Aim
Spot each line in the records below where the word "document" occurs, then copy it.
########
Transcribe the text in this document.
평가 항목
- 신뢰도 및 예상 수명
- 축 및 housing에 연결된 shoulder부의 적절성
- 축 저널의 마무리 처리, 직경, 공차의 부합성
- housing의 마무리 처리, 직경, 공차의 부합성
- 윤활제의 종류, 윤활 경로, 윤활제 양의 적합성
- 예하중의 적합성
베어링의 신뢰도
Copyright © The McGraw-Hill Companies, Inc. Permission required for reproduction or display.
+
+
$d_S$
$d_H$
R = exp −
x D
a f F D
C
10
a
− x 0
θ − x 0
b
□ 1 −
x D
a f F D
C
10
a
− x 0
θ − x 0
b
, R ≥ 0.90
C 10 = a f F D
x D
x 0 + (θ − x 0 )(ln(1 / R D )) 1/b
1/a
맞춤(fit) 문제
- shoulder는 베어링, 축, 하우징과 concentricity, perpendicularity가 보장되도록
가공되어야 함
########
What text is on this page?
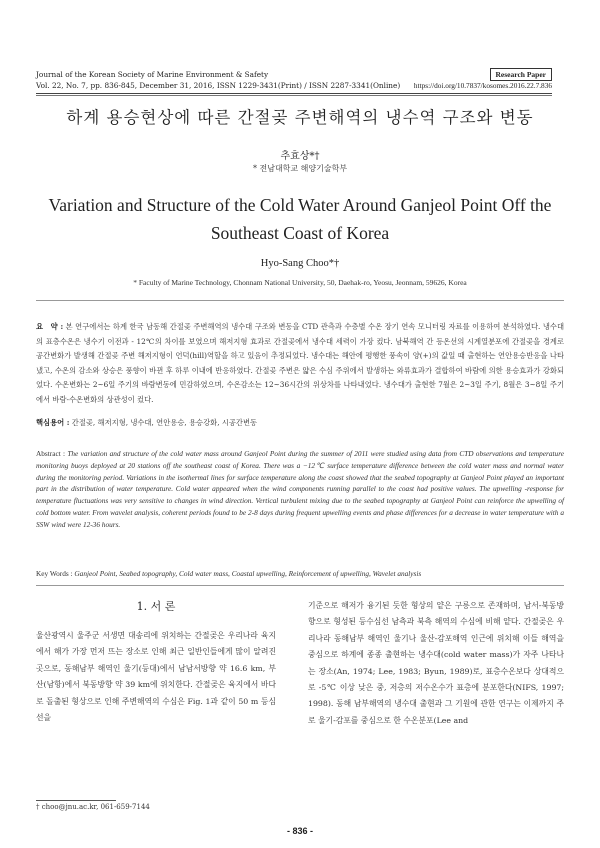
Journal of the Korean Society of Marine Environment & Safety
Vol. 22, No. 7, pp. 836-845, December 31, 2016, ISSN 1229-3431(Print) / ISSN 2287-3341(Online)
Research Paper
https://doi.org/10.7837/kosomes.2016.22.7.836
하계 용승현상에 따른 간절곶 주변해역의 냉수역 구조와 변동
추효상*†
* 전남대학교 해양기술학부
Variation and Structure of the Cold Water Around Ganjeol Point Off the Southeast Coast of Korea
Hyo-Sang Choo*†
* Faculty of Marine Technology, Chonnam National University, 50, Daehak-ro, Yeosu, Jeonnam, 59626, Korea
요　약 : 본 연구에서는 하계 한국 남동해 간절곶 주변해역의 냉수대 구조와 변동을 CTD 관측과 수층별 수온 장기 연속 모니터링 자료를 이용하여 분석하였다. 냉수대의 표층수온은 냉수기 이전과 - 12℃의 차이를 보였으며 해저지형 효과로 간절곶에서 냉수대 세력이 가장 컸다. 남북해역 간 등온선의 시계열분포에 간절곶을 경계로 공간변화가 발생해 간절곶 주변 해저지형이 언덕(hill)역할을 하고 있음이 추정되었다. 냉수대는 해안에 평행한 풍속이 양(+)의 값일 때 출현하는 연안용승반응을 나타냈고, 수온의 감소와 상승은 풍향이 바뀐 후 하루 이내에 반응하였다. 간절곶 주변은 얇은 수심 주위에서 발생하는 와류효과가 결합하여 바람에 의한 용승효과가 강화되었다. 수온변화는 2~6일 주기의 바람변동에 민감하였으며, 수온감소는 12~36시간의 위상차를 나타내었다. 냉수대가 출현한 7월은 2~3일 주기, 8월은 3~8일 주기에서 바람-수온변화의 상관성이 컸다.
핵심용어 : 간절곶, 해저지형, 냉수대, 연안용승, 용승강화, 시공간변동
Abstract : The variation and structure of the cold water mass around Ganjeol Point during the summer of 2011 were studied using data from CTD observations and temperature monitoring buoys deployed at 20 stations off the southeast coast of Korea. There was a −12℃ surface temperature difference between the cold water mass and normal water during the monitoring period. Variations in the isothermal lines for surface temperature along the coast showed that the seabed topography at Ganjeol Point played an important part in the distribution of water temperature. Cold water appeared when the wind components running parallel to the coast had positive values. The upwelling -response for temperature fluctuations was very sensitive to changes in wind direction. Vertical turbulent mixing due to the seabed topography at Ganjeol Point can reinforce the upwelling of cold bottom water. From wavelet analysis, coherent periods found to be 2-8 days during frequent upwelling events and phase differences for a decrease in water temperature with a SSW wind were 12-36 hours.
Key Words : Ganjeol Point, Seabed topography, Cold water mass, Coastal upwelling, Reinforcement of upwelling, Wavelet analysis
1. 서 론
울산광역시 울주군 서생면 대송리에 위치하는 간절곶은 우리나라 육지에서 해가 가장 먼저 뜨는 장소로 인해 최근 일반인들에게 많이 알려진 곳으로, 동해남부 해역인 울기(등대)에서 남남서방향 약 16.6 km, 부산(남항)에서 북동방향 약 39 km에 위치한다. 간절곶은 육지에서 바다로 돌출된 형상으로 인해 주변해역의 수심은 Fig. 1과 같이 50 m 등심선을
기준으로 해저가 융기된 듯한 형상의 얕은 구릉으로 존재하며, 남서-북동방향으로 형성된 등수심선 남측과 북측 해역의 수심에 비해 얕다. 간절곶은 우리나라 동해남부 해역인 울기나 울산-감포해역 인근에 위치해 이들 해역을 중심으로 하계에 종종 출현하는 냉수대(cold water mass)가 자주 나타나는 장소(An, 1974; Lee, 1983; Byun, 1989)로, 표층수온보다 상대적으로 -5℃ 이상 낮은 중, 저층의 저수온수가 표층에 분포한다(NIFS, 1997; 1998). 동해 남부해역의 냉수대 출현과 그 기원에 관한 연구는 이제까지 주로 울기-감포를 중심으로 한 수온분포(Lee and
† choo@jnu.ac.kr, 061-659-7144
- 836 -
########
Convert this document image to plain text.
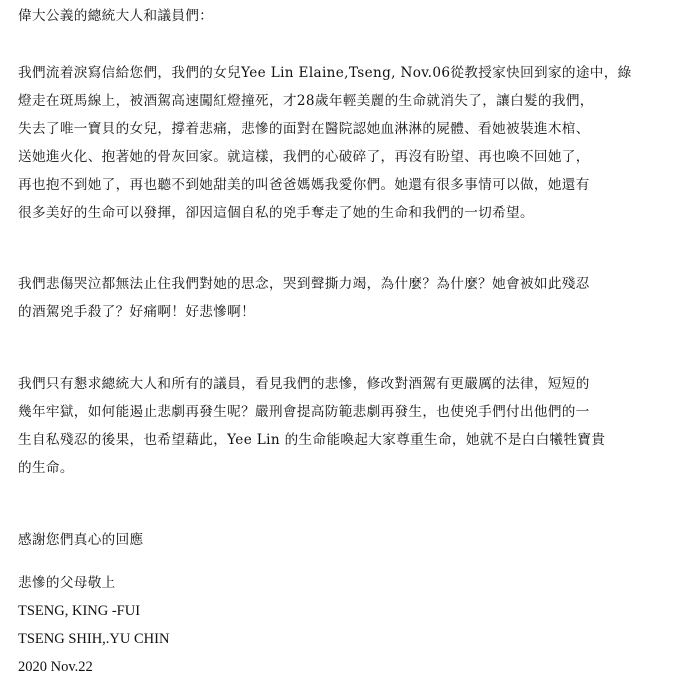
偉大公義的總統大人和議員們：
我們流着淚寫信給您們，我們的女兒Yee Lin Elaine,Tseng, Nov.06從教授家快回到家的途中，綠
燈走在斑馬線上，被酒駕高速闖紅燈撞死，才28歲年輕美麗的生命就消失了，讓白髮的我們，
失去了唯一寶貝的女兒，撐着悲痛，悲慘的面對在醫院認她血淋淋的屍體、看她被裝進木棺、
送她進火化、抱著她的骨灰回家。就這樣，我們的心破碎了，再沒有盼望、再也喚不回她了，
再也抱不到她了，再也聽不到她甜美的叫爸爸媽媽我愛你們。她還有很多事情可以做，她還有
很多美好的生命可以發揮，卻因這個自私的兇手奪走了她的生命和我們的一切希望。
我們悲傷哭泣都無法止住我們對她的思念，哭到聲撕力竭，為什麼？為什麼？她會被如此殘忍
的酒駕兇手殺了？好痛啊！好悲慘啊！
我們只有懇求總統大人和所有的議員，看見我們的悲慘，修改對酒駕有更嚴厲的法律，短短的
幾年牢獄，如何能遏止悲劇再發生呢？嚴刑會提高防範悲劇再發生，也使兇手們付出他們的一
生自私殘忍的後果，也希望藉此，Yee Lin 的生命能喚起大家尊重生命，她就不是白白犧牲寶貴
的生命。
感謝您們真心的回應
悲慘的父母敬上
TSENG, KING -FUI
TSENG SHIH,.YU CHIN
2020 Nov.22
########
Correct output
Transcribe the text in this document.
Convert this document image to plain text.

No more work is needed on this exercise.